>> START RAW RECORDS

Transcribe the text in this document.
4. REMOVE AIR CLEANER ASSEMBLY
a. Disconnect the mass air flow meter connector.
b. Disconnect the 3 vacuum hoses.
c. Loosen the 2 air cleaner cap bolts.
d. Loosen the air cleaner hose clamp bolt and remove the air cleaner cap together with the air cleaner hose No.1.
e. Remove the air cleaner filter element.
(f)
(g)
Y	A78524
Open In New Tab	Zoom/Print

>> END RAW RECORDS

-- SET TASK --
Extract every line above containing the word "Loosen".

-- COMPLETED EXERCISE --
c. Loosen the 2 air cleaner cap bolts.
d. Loosen the air cleaner hose clamp bolt and remove the air cleaner cap together with the air cleaner hose No.1.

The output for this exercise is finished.